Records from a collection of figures

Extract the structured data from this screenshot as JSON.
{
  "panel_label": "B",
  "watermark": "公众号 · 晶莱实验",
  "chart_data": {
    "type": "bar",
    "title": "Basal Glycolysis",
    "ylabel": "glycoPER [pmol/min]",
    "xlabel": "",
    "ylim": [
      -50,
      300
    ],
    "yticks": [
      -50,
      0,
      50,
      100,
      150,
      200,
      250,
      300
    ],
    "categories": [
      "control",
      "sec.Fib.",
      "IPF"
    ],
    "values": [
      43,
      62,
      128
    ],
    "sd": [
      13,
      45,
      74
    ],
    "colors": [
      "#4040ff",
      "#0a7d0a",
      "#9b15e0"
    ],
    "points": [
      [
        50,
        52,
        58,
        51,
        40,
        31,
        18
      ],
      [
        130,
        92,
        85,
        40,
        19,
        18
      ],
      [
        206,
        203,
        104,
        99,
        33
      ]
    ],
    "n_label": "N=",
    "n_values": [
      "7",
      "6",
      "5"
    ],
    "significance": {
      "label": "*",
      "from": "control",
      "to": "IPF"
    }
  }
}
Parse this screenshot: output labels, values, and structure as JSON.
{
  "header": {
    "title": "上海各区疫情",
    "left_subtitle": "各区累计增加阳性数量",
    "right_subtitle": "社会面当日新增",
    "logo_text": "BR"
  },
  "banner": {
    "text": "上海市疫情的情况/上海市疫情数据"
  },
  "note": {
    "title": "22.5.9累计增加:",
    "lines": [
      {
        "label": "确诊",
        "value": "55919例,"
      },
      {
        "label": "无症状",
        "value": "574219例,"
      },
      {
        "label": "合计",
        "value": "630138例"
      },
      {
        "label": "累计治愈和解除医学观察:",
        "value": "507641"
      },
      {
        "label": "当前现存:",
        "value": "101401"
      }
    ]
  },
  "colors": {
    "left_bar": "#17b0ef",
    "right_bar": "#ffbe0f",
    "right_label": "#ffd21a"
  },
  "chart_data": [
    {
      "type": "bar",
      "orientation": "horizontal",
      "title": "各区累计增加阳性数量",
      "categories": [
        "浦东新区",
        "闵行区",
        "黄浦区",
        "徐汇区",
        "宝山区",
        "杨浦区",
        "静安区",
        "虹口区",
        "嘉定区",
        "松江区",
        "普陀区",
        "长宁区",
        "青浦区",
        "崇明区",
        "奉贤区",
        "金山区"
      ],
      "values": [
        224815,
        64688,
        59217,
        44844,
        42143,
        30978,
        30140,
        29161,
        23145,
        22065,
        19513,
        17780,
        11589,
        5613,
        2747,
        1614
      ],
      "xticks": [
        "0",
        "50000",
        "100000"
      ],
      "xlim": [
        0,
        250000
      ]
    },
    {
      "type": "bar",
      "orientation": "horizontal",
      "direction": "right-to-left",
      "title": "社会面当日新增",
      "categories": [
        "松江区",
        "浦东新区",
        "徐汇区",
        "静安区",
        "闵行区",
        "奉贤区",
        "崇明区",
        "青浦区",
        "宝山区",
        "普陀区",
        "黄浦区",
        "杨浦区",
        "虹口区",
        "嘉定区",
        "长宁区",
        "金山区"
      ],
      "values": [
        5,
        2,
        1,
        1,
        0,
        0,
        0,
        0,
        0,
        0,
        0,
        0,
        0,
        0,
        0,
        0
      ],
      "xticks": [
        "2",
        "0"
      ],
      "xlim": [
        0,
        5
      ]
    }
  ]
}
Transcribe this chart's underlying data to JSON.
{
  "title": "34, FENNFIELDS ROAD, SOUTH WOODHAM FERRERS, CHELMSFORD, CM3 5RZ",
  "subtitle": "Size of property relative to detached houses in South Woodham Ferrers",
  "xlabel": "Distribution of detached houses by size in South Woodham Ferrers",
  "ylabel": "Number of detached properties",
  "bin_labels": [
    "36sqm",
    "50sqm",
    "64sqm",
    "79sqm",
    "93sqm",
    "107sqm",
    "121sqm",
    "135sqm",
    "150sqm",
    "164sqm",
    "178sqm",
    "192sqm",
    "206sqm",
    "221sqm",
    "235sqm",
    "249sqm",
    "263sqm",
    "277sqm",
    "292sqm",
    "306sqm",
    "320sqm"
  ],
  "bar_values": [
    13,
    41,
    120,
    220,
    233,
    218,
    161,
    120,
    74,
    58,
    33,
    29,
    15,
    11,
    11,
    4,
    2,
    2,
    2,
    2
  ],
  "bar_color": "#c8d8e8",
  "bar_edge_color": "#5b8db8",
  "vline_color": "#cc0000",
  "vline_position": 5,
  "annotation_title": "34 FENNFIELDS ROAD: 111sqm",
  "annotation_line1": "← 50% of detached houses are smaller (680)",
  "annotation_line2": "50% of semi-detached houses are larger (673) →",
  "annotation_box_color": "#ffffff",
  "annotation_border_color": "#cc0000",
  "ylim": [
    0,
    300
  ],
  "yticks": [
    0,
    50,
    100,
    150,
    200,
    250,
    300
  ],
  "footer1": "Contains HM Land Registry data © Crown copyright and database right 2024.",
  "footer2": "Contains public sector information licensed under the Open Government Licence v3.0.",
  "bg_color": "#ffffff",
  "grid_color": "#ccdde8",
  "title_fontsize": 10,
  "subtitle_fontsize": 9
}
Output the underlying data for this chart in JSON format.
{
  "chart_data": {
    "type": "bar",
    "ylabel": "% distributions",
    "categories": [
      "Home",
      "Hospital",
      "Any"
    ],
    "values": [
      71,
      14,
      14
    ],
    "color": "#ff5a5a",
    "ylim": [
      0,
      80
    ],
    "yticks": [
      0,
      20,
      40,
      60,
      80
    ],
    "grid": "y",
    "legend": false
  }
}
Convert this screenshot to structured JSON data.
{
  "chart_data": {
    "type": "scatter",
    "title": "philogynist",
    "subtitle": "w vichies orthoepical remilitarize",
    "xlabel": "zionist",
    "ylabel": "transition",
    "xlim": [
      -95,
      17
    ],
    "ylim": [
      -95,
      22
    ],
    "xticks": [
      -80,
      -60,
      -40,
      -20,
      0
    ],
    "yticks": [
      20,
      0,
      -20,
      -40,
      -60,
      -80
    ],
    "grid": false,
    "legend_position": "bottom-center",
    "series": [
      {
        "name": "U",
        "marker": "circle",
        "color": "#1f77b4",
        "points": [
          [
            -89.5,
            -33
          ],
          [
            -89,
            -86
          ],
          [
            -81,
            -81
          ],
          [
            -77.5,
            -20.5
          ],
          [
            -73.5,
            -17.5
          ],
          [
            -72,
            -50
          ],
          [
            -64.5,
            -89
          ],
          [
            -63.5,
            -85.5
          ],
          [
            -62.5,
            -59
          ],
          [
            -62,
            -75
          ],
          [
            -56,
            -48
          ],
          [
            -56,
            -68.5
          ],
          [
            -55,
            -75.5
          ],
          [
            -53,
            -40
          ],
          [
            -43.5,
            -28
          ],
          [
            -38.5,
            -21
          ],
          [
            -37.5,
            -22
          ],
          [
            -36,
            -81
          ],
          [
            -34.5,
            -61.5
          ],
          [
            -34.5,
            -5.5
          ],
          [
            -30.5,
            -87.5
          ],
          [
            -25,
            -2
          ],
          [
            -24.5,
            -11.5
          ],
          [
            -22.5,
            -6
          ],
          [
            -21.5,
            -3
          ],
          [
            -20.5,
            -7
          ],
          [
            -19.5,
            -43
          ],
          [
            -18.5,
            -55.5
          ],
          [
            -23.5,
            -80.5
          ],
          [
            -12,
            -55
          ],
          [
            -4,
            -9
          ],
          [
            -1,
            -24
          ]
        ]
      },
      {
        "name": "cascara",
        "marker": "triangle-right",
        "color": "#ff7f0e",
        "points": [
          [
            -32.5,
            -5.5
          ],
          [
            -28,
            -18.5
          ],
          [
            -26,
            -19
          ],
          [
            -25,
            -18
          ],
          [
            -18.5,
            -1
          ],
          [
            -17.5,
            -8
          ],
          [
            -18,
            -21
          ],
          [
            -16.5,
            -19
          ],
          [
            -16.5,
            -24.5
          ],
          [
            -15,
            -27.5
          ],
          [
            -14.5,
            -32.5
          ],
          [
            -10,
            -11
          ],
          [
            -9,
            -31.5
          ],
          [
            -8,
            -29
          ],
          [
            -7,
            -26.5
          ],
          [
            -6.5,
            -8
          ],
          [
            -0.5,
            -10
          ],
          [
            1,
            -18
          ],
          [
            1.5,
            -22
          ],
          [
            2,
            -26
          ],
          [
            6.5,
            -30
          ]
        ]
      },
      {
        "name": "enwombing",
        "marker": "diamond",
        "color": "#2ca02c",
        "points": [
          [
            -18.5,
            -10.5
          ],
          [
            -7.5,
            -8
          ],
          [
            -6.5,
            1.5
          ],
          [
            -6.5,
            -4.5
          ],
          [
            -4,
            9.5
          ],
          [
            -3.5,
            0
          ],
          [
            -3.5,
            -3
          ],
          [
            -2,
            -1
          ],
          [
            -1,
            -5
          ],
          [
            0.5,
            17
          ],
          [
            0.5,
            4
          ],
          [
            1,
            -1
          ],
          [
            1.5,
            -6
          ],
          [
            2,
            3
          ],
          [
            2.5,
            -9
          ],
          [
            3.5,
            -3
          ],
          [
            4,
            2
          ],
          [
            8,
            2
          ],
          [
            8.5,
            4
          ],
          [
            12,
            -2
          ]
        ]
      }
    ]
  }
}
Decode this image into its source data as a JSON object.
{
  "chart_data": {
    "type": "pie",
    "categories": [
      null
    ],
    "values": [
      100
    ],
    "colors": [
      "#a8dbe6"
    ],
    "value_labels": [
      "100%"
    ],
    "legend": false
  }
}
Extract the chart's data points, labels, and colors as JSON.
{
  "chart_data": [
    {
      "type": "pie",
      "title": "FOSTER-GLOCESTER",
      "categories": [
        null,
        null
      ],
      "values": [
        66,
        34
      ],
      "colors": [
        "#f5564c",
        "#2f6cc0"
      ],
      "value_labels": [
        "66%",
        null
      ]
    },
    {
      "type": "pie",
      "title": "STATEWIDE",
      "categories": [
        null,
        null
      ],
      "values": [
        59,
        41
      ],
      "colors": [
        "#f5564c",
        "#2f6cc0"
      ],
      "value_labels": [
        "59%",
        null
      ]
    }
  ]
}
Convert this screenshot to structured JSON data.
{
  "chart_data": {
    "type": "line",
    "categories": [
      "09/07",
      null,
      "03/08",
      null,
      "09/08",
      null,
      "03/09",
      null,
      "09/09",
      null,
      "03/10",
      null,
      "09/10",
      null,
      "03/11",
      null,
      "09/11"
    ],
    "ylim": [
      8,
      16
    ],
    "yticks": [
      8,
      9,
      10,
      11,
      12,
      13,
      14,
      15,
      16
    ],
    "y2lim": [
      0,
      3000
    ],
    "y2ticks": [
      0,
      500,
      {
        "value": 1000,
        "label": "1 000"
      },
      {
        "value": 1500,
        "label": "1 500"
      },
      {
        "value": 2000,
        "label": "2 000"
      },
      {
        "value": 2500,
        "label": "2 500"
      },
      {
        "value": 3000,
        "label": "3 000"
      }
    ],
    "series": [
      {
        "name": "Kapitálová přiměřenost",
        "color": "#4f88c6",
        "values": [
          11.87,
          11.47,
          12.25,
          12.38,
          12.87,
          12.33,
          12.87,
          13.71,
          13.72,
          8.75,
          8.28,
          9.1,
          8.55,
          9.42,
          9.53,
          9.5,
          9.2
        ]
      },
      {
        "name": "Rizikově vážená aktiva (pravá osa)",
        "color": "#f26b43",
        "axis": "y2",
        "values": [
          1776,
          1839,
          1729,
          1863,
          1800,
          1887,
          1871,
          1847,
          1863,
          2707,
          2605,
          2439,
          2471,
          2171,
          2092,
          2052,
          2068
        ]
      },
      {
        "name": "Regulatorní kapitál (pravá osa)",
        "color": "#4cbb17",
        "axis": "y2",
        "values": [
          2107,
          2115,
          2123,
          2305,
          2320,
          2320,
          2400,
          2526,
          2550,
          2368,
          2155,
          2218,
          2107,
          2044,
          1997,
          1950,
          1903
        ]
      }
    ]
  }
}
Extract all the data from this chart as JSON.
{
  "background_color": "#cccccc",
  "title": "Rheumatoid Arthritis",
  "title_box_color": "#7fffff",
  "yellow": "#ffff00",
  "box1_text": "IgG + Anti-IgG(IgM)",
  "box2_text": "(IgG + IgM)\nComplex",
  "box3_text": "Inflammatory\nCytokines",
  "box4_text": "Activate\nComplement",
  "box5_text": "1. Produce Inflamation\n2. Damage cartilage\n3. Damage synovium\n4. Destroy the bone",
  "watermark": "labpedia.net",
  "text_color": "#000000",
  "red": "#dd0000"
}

- What you are asked to do -
Looking at the records above, work out how many lines include the word "detached", then give that number by itself.

- Correct answer -
5